◆ **Task brief**
Type every record exactly as it appears.

◆ **Data shown**
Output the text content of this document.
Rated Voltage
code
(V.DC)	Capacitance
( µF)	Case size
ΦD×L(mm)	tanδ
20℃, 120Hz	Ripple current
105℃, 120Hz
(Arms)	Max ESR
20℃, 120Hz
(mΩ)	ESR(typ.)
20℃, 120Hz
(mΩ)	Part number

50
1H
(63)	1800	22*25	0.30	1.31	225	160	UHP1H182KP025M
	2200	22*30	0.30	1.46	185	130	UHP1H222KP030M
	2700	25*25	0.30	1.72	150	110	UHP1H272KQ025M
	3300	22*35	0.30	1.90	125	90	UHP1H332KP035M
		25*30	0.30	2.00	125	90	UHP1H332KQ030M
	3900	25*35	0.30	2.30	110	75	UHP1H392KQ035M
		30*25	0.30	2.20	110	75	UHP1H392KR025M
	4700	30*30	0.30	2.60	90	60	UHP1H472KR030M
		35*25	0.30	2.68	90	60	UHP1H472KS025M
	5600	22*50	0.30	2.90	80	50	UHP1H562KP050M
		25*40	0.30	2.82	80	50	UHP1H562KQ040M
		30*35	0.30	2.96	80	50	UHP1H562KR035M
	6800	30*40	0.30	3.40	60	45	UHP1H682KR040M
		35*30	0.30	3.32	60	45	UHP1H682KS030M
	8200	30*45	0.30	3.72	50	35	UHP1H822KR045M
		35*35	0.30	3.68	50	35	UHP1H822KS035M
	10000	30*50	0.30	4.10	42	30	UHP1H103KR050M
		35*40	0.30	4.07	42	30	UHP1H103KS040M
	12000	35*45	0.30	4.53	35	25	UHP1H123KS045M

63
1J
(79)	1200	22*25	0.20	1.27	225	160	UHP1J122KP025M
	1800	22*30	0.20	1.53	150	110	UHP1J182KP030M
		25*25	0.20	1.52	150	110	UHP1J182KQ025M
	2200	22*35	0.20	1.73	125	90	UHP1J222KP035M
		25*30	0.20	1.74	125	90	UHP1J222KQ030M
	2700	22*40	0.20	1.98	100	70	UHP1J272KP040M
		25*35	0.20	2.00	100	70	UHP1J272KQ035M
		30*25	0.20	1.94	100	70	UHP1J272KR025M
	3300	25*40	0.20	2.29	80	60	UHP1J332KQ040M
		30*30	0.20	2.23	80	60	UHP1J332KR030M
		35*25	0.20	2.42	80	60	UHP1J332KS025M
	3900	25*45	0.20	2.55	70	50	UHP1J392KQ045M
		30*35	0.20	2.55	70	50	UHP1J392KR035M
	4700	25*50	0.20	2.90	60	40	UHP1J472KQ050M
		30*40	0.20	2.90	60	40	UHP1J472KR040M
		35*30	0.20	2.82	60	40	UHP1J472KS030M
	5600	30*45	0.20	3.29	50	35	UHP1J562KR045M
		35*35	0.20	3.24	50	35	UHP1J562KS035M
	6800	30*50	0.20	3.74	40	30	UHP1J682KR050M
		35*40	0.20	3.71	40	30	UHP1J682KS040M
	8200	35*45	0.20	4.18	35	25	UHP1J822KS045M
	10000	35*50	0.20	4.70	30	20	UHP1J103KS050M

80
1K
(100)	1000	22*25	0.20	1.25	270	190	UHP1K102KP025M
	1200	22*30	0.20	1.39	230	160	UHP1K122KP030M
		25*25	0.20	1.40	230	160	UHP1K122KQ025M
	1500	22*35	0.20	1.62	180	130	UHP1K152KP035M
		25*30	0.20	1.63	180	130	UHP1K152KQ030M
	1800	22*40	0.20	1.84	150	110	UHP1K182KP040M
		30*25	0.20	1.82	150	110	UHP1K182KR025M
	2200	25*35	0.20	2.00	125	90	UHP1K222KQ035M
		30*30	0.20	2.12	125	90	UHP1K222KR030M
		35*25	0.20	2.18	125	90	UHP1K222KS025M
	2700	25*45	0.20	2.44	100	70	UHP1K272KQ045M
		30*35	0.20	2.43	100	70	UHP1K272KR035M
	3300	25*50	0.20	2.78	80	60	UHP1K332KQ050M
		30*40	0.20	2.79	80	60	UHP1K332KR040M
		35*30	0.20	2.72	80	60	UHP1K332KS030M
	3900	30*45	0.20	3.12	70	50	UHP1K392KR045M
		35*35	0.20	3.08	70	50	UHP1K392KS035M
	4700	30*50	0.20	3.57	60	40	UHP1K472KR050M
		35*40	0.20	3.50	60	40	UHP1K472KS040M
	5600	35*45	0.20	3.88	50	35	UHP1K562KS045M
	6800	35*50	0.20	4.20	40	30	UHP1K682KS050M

◆ **Task answer**
Output the text content of this document.
Rated Voltage
code
(V.DC)	Capacitance
( µF)	Case size
ΦD×L(mm)	tanδ
20℃, 120Hz	Ripple current
105℃, 120Hz
(Arms)	Max ESR
20℃, 120Hz
(mΩ)	ESR(typ.)
20℃, 120Hz
(mΩ)	Part number

50
1H
(63)	1800	22*25	0.30	1.31	225	160	UHP1H182KP025M
	2200	22*30	0.30	1.46	185	130	UHP1H222KP030M
	2700	25*25	0.30	1.72	150	110	UHP1H272KQ025M
	3300	22*35	0.30	1.90	125	90	UHP1H332KP035M
		25*30	0.30	2.00	125	90	UHP1H332KQ030M
	3900	25*35	0.30	2.30	110	75	UHP1H392KQ035M
		30*25	0.30	2.20	110	75	UHP1H392KR025M
	4700	30*30	0.30	2.60	90	60	UHP1H472KR030M
		35*25	0.30	2.68	90	60	UHP1H472KS025M
	5600	22*50	0.30	2.90	80	50	UHP1H562KP050M
		25*40	0.30	2.82	80	50	UHP1H562KQ040M
		30*35	0.30	2.96	80	50	UHP1H562KR035M
	6800	30*40	0.30	3.40	60	45	UHP1H682KR040M
		35*30	0.30	3.32	60	45	UHP1H682KS030M
	8200	30*45	0.30	3.72	50	35	UHP1H822KR045M
		35*35	0.30	3.68	50	35	UHP1H822KS035M
	10000	30*50	0.30	4.10	42	30	UHP1H103KR050M
		35*40	0.30	4.07	42	30	UHP1H103KS040M
	12000	35*45	0.30	4.53	35	25	UHP1H123KS045M

63
1J
(79)	1200	22*25	0.20	1.27	225	160	UHP1J122KP025M
	1800	22*30	0.20	1.53	150	110	UHP1J182KP030M
		25*25	0.20	1.52	150	110	UHP1J182KQ025M
	2200	22*35	0.20	1.73	125	90	UHP1J222KP035M
		25*30	0.20	1.74	125	90	UHP1J222KQ030M
	2700	22*40	0.20	1.98	100	70	UHP1J272KP040M
		25*35	0.20	2.00	100	70	UHP1J272KQ035M
		30*25	0.20	1.94	100	70	UHP1J272KR025M
	3300	25*40	0.20	2.29	80	60	UHP1J332KQ040M
		30*30	0.20	2.23	80	60	UHP1J332KR030M
		35*25	0.20	2.42	80	60	UHP1J332KS025M
	3900	25*45	0.20	2.55	70	50	UHP1J392KQ045M
		30*35	0.20	2.55	70	50	UHP1J392KR035M
	4700	25*50	0.20	2.90	60	40	UHP1J472KQ050M
		30*40	0.20	2.90	60	40	UHP1J472KR040M
		35*30	0.20	2.82	60	40	UHP1J472KS030M
	5600	30*45	0.20	3.29	50	35	UHP1J562KR045M
		35*35	0.20	3.24	50	35	UHP1J562KS035M
	6800	30*50	0.20	3.74	40	30	UHP1J682KR050M
		35*40	0.20	3.71	40	30	UHP1J682KS040M
	8200	35*45	0.20	4.18	35	25	UHP1J822KS045M
	10000	35*50	0.20	4.70	30	20	UHP1J103KS050M

80
1K
(100)	1000	22*25	0.20	1.25	270	190	UHP1K102KP025M
	1200	22*30	0.20	1.39	230	160	UHP1K122KP030M
		25*25	0.20	1.40	230	160	UHP1K122KQ025M
	1500	22*35	0.20	1.62	180	130	UHP1K152KP035M
		25*30	0.20	1.63	180	130	UHP1K152KQ030M
	1800	22*40	0.20	1.84	150	110	UHP1K182KP040M
		30*25	0.20	1.82	150	110	UHP1K182KR025M
	2200	25*35	0.20	2.00	125	90	UHP1K222KQ035M
		30*30	0.20	2.12	125	90	UHP1K222KR030M
		35*25	0.20	2.18	125	90	UHP1K222KS025M
	2700	25*45	0.20	2.44	100	70	UHP1K272KQ045M
		30*35	0.20	2.43	100	70	UHP1K272KR035M
	3300	25*50	0.20	2.78	80	60	UHP1K332KQ050M
		30*40	0.20	2.79	80	60	UHP1K332KR040M
		35*30	0.20	2.72	80	60	UHP1K332KS030M
	3900	30*45	0.20	3.12	70	50	UHP1K392KR045M
		35*35	0.20	3.08	70	50	UHP1K392KS035M
	4700	30*50	0.20	3.57	60	40	UHP1K472KR050M
		35*40	0.20	3.50	60	40	UHP1K472KS040M
	5600	35*45	0.20	3.88	50	35	UHP1K562KS045M
	6800	35*50	0.20	4.20	40	30	UHP1K682KS050M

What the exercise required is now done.